▼▼▼

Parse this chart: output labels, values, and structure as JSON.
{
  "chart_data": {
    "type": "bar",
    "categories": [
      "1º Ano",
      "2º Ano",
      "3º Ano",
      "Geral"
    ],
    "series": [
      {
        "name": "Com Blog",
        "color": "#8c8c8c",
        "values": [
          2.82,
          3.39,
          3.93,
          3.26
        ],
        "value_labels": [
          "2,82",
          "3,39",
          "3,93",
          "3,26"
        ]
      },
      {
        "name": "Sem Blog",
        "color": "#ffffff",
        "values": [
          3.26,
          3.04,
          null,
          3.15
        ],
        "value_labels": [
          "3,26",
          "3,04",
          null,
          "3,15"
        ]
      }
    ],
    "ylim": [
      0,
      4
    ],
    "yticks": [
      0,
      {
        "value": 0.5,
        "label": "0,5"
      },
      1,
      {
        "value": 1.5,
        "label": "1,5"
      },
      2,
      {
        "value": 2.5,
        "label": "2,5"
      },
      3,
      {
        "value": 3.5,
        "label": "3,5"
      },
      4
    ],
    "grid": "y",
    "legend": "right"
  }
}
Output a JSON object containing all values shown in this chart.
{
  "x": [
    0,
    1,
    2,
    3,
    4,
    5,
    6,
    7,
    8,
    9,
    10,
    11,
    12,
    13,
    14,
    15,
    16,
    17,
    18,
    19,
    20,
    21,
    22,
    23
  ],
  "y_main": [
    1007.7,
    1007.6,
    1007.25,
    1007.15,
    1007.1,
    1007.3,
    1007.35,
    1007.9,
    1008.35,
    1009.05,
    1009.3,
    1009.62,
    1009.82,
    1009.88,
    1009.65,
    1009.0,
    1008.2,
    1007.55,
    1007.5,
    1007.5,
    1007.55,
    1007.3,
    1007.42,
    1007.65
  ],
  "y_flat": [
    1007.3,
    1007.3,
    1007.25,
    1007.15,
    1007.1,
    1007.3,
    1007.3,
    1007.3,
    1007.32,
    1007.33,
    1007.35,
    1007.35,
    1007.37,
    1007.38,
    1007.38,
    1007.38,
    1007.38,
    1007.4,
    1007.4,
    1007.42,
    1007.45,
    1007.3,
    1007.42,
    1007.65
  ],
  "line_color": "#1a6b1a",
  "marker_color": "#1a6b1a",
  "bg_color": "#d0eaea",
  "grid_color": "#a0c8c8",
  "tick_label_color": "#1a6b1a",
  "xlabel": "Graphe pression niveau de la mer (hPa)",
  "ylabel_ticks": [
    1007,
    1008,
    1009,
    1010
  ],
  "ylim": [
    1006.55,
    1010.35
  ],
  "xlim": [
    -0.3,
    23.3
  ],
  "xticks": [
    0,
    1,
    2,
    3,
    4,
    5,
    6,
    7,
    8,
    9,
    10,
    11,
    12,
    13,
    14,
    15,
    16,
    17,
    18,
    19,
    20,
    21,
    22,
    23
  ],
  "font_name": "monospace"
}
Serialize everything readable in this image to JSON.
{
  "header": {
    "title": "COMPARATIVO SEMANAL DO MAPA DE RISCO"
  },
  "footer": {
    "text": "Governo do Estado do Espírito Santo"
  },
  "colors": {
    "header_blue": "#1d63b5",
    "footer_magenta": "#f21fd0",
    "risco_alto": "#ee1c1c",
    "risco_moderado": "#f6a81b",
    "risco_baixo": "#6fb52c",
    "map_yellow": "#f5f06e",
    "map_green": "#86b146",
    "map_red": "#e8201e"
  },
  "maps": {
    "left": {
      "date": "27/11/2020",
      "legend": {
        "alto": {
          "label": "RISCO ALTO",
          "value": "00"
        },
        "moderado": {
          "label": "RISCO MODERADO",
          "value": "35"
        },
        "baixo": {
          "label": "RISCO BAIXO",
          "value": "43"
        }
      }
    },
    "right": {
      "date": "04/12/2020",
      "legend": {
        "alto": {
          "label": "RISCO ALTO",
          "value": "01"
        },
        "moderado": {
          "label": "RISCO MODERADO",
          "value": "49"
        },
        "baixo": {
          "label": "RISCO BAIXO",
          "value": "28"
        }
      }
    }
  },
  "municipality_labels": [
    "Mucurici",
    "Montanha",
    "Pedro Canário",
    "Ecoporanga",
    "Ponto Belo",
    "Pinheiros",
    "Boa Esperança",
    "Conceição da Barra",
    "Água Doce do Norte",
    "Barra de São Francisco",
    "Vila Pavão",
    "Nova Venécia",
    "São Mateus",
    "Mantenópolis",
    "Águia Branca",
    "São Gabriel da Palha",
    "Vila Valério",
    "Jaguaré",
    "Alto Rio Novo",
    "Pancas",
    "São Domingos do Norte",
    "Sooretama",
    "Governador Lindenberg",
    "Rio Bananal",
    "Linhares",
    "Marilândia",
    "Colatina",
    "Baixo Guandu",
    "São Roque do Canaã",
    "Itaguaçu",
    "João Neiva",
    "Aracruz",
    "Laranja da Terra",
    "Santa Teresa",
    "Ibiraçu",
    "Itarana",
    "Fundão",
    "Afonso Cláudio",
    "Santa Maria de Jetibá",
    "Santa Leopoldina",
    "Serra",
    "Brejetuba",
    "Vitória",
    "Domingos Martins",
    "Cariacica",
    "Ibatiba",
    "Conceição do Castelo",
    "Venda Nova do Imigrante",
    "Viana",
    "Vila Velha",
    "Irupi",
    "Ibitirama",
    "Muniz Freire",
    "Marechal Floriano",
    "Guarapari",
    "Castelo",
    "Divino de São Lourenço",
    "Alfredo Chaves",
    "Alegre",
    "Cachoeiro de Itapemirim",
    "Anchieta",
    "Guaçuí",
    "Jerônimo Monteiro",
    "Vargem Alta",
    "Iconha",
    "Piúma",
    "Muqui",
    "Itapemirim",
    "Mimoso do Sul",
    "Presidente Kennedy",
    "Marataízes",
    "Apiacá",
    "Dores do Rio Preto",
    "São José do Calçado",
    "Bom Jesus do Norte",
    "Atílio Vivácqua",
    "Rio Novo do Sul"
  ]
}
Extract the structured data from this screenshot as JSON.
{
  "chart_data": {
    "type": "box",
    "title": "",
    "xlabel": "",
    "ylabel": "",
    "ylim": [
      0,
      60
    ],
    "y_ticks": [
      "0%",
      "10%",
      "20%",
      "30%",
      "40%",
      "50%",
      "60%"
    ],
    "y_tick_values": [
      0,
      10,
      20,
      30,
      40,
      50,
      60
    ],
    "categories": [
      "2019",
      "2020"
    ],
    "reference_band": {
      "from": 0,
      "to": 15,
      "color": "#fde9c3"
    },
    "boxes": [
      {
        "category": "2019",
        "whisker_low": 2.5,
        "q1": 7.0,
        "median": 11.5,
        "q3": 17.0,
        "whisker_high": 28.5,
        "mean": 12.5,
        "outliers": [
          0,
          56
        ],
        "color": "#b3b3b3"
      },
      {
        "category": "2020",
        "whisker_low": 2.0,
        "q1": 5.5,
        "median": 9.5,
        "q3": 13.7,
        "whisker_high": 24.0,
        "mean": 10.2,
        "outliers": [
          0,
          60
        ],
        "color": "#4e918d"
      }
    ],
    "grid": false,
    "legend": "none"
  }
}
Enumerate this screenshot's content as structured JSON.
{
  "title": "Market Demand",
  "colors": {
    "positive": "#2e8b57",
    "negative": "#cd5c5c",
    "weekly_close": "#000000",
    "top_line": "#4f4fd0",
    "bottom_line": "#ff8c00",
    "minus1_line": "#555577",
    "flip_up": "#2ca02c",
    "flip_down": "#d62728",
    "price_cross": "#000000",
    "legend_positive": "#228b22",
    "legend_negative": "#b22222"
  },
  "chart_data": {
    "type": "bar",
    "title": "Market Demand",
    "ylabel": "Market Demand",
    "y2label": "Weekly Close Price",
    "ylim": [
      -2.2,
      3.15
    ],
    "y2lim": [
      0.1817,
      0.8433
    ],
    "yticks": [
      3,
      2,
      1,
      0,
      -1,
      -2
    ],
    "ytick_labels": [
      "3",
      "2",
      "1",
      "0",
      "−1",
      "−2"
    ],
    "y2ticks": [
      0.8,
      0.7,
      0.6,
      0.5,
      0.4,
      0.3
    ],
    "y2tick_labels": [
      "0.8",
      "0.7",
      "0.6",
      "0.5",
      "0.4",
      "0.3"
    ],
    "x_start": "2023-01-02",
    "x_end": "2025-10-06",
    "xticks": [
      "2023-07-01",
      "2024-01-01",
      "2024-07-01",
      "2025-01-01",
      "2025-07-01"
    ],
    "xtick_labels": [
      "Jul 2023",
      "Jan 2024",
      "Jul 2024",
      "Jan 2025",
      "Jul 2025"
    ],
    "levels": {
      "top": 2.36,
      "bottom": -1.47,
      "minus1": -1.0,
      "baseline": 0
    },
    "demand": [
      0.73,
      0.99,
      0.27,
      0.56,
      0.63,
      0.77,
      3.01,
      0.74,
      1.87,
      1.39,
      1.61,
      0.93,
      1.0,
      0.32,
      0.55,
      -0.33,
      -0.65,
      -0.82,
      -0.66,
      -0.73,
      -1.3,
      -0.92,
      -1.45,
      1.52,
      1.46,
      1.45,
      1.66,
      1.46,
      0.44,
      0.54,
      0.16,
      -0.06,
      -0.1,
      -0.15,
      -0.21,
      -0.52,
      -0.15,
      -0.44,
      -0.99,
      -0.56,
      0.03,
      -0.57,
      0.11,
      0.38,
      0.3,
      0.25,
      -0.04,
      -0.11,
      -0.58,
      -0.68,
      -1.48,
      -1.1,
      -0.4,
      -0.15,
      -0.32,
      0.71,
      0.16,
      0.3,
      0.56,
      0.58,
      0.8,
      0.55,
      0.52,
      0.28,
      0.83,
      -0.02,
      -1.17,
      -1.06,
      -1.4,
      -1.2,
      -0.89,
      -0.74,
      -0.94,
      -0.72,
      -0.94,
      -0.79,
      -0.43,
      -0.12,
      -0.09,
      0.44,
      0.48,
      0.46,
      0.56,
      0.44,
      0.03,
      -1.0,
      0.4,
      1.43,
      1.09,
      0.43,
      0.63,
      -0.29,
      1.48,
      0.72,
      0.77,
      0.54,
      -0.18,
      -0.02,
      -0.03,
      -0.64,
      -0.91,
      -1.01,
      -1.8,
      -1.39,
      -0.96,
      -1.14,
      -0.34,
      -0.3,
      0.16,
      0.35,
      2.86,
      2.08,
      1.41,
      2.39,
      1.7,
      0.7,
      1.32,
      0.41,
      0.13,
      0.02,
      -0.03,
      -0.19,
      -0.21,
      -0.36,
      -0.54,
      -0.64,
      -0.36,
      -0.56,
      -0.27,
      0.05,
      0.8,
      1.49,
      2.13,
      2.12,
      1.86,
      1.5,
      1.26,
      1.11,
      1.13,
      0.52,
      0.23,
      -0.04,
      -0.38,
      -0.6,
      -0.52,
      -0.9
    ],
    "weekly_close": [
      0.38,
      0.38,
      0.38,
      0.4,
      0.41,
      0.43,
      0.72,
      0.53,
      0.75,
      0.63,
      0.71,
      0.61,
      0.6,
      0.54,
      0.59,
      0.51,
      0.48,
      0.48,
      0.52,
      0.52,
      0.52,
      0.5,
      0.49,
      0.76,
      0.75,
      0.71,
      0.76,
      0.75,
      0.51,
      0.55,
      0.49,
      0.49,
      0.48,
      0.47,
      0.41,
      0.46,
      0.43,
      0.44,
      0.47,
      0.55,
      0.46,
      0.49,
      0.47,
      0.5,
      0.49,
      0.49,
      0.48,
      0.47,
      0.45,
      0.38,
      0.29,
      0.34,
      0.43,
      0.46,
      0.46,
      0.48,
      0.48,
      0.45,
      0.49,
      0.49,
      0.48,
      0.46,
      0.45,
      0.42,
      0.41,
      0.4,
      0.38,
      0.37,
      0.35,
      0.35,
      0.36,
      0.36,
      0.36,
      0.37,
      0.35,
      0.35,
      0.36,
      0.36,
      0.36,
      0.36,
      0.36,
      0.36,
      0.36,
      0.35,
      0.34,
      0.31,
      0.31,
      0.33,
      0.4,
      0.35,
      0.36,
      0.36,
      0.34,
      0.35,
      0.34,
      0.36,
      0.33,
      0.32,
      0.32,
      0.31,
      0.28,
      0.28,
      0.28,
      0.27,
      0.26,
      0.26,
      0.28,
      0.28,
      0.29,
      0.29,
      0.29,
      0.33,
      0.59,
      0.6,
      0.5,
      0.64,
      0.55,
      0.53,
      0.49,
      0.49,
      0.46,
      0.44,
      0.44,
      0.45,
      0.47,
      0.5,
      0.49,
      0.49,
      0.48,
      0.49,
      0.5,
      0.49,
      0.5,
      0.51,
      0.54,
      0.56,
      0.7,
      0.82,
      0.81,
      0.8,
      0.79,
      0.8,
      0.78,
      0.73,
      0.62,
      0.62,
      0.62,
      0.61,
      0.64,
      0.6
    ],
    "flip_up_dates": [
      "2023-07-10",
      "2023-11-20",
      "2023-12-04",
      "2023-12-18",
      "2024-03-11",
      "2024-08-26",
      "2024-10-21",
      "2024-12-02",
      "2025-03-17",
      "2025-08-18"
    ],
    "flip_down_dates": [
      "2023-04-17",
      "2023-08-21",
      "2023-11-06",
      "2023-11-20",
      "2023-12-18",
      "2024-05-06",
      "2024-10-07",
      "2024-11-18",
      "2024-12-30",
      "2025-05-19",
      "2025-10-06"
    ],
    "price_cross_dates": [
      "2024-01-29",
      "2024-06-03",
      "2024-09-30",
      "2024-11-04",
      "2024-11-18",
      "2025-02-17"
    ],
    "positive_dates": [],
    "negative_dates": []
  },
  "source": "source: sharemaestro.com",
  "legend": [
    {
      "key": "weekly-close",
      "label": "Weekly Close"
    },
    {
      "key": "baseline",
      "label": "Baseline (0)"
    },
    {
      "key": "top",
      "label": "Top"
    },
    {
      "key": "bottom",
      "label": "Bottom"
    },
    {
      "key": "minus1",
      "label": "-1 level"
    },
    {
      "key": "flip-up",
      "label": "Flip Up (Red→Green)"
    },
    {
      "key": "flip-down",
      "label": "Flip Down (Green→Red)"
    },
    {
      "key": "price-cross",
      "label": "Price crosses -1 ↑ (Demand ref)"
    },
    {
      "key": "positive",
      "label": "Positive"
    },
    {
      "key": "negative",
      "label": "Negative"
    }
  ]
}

▲▲▲

▶ STATED TASK: Where does the word "xlabel" appear in the listing? List each line that holds it.

▶ THE COMPLETED TASK:
  "xlabel": "Graphe pression niveau de la mer (hPa)",
    "xlabel": "",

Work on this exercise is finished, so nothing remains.